» **WHAT THE EXERCISE ASKS**: For the records that follow, return only the count of lines containing the string "ylabel".

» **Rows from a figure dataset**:
____
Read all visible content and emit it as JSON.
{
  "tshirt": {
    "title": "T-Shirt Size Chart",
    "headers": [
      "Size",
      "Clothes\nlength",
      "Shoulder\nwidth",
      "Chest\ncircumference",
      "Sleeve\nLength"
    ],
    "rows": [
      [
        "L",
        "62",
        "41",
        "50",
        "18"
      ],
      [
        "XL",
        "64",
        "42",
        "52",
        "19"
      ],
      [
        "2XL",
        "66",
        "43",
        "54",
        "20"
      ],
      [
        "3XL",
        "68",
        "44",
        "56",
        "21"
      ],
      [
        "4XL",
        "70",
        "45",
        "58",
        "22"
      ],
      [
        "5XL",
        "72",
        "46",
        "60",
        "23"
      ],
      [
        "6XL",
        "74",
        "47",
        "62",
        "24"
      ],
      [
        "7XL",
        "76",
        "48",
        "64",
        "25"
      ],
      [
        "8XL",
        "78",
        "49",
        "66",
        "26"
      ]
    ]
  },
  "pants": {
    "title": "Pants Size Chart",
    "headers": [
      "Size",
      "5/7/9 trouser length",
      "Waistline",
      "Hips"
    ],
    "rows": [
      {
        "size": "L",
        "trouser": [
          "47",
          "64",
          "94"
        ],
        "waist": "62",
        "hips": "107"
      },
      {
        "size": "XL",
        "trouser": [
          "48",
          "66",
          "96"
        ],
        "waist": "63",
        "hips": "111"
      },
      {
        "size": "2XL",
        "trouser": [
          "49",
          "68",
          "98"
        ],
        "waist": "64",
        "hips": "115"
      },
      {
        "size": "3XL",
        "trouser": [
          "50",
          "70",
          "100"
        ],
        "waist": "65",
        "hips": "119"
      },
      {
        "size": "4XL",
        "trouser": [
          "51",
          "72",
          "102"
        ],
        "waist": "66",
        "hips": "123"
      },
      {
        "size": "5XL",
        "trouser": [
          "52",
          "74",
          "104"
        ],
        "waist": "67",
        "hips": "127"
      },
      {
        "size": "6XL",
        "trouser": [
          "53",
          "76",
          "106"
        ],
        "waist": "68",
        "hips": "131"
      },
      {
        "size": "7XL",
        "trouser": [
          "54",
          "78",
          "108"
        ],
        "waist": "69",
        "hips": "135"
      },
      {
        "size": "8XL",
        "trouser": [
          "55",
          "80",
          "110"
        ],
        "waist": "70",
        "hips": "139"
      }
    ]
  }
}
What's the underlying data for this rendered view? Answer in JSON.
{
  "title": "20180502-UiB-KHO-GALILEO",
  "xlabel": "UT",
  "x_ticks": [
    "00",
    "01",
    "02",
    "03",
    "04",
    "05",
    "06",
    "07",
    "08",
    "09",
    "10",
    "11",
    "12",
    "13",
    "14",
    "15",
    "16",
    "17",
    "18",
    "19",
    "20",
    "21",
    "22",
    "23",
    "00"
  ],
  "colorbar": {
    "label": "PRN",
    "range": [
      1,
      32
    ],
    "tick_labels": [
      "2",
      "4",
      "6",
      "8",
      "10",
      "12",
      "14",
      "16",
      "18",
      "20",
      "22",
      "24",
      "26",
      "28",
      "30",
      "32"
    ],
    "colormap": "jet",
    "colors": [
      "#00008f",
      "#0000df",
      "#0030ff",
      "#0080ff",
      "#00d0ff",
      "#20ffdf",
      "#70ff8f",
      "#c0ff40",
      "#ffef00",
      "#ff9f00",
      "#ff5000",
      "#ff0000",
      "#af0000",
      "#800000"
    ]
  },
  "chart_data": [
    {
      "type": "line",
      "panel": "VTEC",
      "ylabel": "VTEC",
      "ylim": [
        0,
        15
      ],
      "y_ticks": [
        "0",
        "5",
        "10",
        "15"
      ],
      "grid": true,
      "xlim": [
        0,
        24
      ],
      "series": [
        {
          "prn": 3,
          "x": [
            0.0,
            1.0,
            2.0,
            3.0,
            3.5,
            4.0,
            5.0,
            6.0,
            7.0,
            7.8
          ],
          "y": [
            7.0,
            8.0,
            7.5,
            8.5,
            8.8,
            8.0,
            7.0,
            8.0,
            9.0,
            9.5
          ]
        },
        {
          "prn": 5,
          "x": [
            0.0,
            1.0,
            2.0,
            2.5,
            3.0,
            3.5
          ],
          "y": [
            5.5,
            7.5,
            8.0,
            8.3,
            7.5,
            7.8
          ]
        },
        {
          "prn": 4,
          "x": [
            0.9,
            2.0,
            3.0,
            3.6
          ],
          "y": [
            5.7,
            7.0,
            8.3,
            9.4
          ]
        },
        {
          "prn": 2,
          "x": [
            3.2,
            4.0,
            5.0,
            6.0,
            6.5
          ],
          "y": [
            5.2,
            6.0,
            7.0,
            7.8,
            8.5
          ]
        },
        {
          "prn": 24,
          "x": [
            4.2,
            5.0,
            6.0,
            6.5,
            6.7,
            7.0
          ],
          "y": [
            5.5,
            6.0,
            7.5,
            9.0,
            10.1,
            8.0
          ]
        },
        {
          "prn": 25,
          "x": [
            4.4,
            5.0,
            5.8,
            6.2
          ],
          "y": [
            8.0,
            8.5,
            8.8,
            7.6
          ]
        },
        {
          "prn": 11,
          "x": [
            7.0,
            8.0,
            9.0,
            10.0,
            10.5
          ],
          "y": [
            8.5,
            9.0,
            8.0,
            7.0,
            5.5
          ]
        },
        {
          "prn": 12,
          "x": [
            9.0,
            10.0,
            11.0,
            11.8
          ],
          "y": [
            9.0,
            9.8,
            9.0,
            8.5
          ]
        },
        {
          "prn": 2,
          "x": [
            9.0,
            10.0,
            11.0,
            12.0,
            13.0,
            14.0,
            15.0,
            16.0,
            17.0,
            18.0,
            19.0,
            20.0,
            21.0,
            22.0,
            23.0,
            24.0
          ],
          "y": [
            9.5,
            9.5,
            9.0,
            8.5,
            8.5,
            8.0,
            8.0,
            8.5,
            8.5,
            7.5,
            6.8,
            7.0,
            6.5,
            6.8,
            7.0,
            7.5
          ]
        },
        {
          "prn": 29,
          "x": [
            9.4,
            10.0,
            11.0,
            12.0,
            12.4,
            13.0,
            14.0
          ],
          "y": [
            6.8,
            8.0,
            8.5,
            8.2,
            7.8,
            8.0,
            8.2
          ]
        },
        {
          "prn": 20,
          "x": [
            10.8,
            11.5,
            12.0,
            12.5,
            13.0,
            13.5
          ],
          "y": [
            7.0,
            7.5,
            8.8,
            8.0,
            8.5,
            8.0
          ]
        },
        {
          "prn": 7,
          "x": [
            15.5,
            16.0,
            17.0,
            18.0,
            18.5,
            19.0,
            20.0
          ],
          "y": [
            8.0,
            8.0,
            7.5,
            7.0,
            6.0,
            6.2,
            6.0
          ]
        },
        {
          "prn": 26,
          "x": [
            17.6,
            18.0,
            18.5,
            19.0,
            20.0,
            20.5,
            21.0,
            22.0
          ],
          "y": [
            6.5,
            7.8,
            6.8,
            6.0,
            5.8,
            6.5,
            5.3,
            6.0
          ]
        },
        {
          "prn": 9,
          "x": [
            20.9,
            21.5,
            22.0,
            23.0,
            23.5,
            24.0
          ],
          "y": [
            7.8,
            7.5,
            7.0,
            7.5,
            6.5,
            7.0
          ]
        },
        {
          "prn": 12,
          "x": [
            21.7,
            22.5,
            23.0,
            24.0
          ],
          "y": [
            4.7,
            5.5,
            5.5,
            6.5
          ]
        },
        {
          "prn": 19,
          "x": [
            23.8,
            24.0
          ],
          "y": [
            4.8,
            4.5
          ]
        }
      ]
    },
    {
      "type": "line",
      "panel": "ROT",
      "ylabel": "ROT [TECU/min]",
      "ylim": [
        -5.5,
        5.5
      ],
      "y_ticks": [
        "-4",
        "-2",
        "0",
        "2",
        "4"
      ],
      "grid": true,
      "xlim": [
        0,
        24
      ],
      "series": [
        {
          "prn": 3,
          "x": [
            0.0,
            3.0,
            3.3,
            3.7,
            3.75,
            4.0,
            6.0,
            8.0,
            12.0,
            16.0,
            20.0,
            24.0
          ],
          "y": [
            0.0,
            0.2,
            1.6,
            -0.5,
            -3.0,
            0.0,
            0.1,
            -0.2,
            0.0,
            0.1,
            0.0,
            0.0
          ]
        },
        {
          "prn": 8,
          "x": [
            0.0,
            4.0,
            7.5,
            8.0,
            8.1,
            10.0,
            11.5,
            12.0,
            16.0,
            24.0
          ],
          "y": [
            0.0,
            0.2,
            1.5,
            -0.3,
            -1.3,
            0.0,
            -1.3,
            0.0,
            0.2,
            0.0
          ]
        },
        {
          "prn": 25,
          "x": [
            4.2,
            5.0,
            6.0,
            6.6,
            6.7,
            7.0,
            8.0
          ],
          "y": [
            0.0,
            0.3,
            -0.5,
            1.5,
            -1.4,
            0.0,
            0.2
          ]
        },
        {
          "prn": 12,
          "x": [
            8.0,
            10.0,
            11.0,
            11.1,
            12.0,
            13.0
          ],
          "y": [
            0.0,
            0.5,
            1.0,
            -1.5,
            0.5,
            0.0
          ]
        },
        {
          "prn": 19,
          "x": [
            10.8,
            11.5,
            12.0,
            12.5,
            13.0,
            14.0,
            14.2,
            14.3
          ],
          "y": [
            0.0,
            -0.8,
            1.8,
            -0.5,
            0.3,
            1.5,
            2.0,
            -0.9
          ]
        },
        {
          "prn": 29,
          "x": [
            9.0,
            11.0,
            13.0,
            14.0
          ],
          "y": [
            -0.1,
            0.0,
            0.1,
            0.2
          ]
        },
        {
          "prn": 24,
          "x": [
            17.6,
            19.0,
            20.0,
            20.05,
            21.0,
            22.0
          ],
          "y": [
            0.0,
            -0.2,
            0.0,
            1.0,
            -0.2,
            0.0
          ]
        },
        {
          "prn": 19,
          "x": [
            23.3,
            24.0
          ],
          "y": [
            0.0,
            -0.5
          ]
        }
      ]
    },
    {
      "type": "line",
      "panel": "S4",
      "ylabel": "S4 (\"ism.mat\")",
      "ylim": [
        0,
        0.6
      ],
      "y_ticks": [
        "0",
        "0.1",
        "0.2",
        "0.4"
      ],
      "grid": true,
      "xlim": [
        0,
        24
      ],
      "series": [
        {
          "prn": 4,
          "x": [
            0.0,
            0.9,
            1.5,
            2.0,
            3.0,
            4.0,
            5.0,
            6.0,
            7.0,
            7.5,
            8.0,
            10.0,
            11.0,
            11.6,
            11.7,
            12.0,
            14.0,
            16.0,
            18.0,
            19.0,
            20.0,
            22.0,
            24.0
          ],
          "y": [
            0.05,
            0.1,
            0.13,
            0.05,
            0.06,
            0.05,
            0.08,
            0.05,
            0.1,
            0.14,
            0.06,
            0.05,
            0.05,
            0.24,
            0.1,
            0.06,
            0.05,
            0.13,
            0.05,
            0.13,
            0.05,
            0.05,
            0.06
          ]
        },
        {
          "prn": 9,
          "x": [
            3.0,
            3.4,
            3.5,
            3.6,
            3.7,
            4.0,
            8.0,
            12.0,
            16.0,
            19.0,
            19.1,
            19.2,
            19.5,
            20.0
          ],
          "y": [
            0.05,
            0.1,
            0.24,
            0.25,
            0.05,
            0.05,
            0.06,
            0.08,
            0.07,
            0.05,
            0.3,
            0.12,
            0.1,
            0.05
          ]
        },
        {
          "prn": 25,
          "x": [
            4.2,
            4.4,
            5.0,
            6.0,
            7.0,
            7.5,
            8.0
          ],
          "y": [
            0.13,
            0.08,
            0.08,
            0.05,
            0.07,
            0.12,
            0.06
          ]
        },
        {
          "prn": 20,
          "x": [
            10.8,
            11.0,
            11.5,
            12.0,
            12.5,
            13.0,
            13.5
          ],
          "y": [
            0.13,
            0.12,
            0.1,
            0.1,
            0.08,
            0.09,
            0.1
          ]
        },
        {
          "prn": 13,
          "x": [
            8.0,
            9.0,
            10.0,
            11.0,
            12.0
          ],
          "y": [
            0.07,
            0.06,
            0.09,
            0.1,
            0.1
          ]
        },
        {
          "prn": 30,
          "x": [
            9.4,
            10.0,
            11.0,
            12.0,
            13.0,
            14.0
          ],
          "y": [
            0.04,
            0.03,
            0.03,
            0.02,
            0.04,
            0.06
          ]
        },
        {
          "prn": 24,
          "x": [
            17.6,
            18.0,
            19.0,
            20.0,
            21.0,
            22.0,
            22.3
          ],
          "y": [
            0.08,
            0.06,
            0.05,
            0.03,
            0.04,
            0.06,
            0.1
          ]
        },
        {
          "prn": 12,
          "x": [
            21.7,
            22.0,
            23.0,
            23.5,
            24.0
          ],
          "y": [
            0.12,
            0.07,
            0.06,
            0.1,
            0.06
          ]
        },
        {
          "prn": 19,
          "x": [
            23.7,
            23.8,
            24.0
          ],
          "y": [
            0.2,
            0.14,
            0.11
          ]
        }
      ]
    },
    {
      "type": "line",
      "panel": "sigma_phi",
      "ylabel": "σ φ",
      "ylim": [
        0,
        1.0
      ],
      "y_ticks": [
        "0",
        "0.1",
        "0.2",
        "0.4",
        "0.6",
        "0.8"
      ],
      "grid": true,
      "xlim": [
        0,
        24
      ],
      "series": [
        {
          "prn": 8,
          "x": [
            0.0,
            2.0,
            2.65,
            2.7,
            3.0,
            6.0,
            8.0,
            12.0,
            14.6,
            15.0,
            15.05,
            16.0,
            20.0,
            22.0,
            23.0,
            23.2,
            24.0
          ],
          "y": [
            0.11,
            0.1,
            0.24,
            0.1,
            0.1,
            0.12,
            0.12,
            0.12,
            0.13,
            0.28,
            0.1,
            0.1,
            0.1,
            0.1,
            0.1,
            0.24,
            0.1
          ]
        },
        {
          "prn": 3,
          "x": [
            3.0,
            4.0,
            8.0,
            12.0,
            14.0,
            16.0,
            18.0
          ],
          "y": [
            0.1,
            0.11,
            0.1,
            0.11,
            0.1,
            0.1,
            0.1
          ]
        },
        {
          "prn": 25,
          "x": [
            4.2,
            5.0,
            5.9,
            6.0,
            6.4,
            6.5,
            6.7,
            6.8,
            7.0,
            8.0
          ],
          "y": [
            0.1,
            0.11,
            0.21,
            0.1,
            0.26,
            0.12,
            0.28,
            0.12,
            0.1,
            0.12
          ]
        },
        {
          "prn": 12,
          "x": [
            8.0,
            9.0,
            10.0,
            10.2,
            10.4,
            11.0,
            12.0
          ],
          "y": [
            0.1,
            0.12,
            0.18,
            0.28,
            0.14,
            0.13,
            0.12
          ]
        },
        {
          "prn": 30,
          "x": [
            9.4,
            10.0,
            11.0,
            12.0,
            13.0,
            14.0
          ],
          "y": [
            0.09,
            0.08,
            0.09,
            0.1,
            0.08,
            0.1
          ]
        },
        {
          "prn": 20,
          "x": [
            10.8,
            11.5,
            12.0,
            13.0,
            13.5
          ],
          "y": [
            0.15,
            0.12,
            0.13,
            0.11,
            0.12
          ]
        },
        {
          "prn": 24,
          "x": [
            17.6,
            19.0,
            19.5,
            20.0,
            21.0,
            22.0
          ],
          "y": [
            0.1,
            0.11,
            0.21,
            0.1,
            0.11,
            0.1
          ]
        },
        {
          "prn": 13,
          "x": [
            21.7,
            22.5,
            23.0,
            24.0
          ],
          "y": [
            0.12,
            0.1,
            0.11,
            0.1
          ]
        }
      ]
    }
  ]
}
____
» **RESULT OF THE EXERCISE**: 4